Print all of the lines exactly. Any picture among them stays out.

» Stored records
━━━━
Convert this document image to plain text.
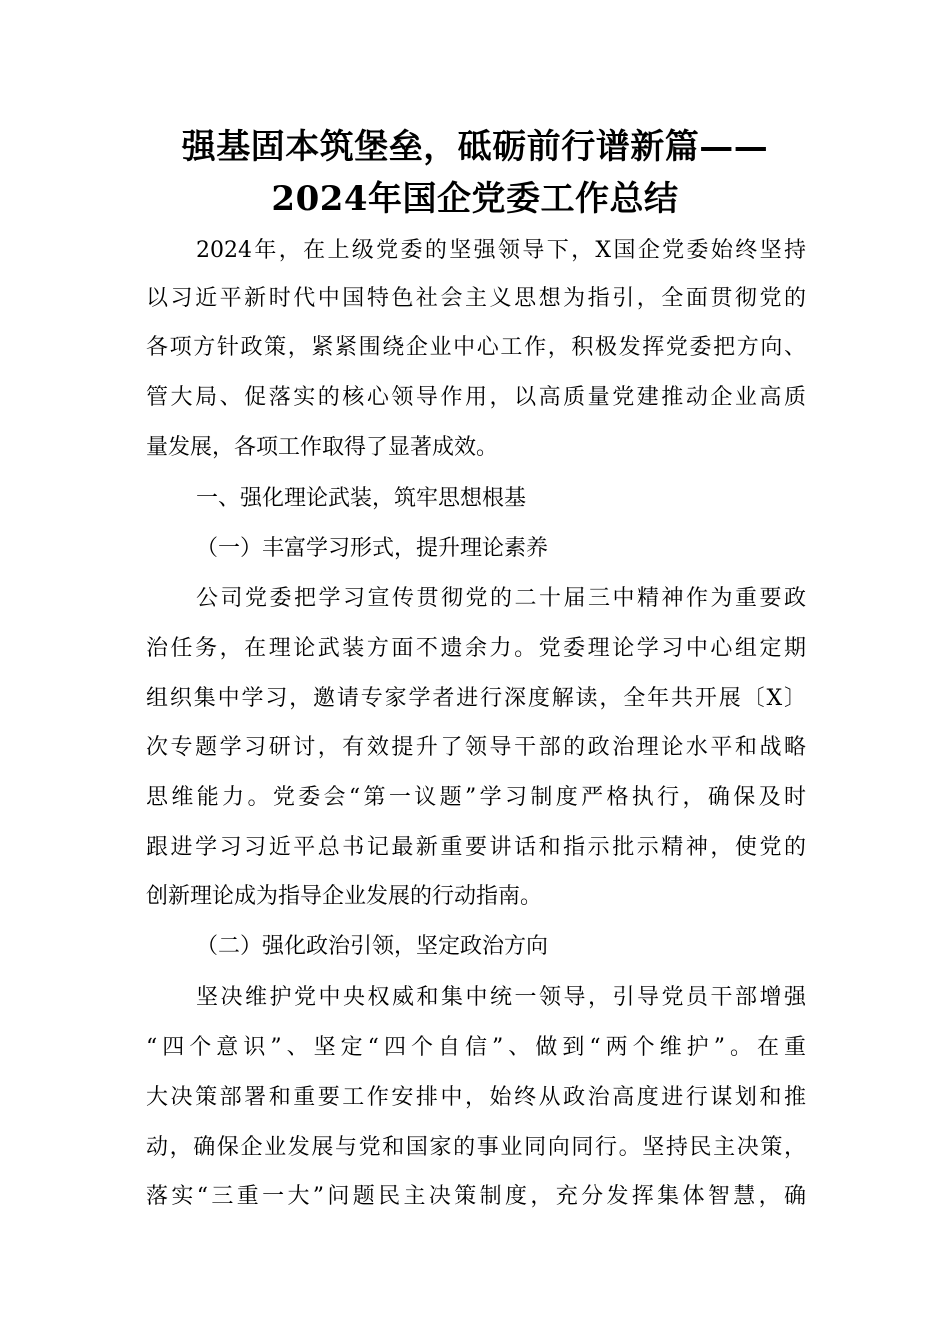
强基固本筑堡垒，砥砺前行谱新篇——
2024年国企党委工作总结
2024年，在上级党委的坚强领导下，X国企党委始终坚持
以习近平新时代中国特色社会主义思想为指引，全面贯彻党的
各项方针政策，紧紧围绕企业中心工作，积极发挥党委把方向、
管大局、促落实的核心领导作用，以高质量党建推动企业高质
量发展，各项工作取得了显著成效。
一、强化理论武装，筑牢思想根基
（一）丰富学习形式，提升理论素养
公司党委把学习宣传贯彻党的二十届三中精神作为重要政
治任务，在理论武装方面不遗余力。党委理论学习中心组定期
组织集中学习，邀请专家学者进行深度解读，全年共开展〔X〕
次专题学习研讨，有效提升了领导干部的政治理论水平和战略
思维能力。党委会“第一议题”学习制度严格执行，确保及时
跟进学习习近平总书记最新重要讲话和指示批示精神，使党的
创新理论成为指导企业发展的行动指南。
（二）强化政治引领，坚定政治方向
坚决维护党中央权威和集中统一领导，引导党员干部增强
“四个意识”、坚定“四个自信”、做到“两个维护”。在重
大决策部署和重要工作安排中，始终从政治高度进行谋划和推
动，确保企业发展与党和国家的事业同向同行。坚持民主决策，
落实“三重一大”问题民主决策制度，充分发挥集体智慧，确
━━━━
» Final result
Convert this document image to plain text.
强基固本筑堡垒，砥砺前行谱新篇——
2024年国企党委工作总结
2024年，在上级党委的坚强领导下，X国企党委始终坚持
以习近平新时代中国特色社会主义思想为指引，全面贯彻党的
各项方针政策，紧紧围绕企业中心工作，积极发挥党委把方向、
管大局、促落实的核心领导作用，以高质量党建推动企业高质
量发展，各项工作取得了显著成效。
一、强化理论武装，筑牢思想根基
（一）丰富学习形式，提升理论素养
公司党委把学习宣传贯彻党的二十届三中精神作为重要政
治任务，在理论武装方面不遗余力。党委理论学习中心组定期
组织集中学习，邀请专家学者进行深度解读，全年共开展〔X〕
次专题学习研讨，有效提升了领导干部的政治理论水平和战略
思维能力。党委会“第一议题”学习制度严格执行，确保及时
跟进学习习近平总书记最新重要讲话和指示批示精神，使党的
创新理论成为指导企业发展的行动指南。
（二）强化政治引领，坚定政治方向
坚决维护党中央权威和集中统一领导，引导党员干部增强
“四个意识”、坚定“四个自信”、做到“两个维护”。在重
大决策部署和重要工作安排中，始终从政治高度进行谋划和推
动，确保企业发展与党和国家的事业同向同行。坚持民主决策，
落实“三重一大”问题民主决策制度，充分发挥集体智慧，确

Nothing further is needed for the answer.